__Exercise directions__: Where the string "hjälp" occurs in a line of the entries below, copy that line.

Top of Data shown

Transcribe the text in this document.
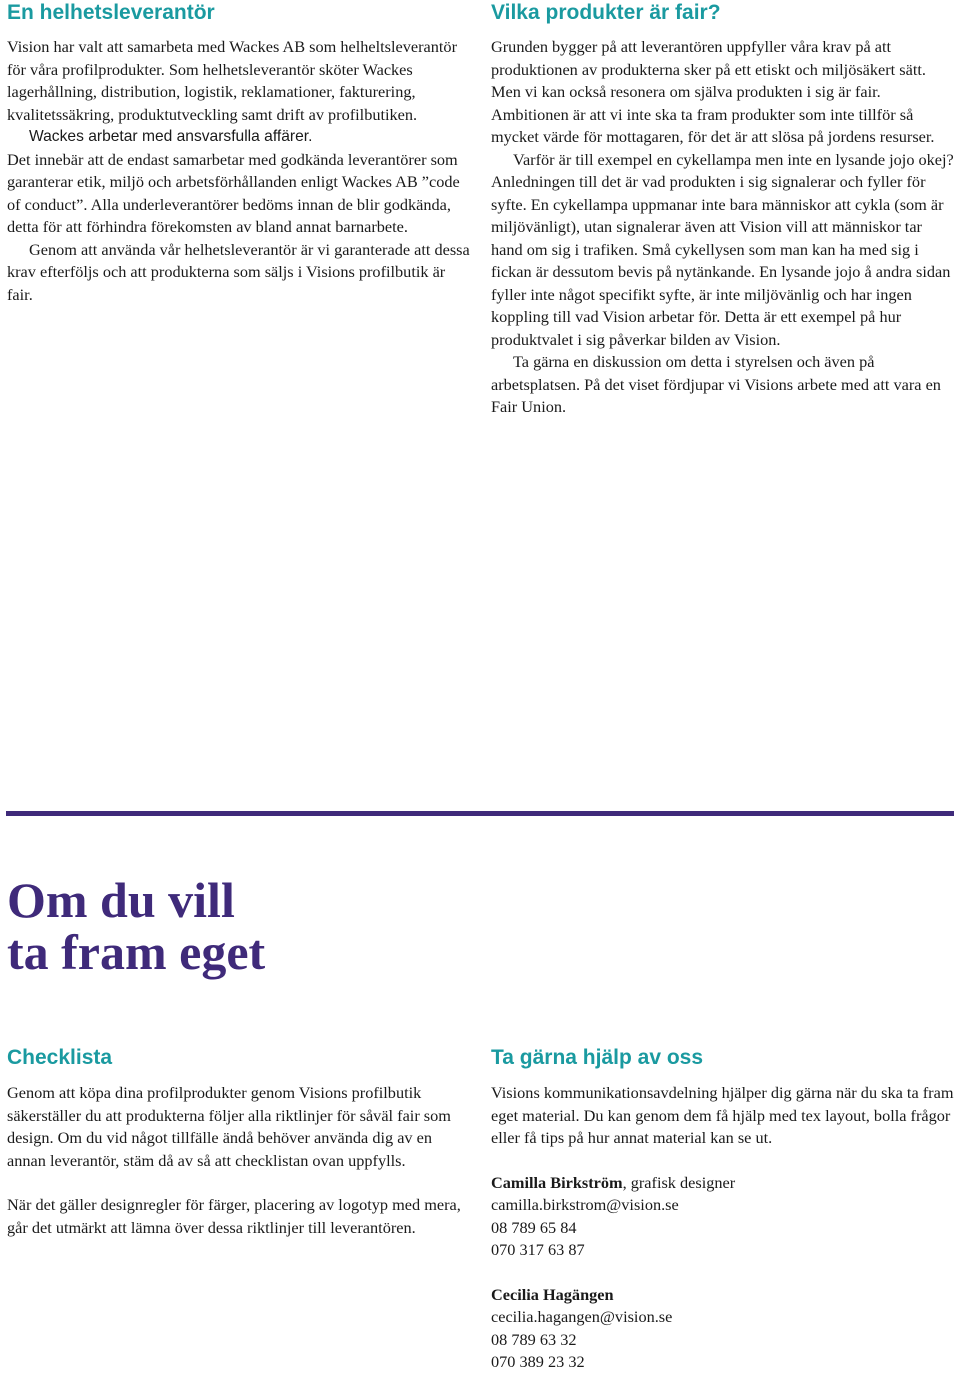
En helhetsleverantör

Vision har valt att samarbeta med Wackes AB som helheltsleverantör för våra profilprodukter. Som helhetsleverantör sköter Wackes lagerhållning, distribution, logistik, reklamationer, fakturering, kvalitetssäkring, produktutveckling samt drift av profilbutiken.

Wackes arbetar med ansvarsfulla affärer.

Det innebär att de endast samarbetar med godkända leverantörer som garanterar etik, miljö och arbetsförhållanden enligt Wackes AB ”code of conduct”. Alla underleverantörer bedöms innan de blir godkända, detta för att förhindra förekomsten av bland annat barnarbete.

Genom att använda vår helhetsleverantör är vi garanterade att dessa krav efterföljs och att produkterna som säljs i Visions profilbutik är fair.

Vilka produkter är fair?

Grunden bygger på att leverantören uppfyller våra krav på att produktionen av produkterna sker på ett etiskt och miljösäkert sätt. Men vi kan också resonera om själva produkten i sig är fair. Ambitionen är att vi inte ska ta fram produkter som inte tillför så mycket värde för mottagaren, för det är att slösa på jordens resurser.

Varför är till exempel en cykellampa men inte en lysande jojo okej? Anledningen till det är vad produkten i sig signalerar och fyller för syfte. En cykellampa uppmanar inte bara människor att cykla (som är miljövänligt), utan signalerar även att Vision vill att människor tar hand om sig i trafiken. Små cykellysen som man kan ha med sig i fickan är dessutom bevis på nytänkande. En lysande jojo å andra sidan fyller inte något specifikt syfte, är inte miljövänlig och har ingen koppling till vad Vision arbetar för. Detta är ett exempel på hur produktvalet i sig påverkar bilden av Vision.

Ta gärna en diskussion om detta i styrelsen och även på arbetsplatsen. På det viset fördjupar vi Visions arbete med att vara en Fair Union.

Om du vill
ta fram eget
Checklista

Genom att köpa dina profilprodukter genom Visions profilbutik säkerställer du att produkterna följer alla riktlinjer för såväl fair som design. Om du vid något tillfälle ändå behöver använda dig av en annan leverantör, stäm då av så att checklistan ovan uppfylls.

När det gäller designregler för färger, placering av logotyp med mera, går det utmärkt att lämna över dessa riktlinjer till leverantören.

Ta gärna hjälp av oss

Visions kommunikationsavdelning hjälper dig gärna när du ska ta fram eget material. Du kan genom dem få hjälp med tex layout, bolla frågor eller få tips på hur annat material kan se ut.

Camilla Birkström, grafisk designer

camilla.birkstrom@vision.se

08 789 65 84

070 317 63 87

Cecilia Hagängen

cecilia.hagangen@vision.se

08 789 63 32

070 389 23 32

Bottom of Data shown
Top of Data shown

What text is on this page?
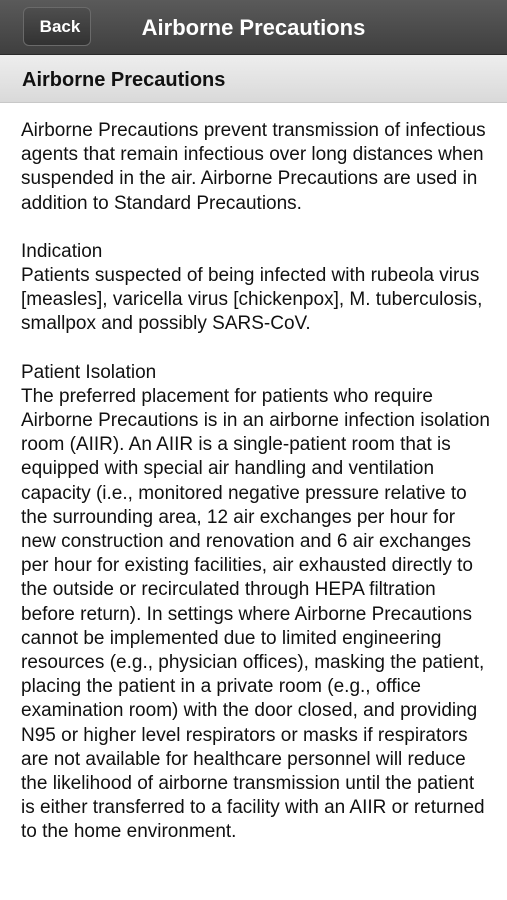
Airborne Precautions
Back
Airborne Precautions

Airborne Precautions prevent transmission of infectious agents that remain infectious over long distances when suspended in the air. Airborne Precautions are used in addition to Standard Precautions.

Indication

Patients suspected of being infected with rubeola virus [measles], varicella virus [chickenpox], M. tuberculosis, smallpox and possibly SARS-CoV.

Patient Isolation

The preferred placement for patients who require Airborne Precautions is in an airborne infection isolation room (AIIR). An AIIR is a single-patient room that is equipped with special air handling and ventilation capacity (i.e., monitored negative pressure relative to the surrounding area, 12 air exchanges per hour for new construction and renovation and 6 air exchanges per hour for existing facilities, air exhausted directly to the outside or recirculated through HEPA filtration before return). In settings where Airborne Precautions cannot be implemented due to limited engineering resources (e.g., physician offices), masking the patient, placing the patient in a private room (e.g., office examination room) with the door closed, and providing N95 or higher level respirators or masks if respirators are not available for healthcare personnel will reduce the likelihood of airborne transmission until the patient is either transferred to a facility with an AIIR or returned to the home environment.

Bottom of Data shown

__Output of the task__:
Ta gärna hjälp av oss
Visions kommunikationsavdelning hjälper dig gärna när du ska ta fram eget material. Du kan genom dem få hjälp med tex layout, bolla frågor eller få tips på hur annat material kan se ut.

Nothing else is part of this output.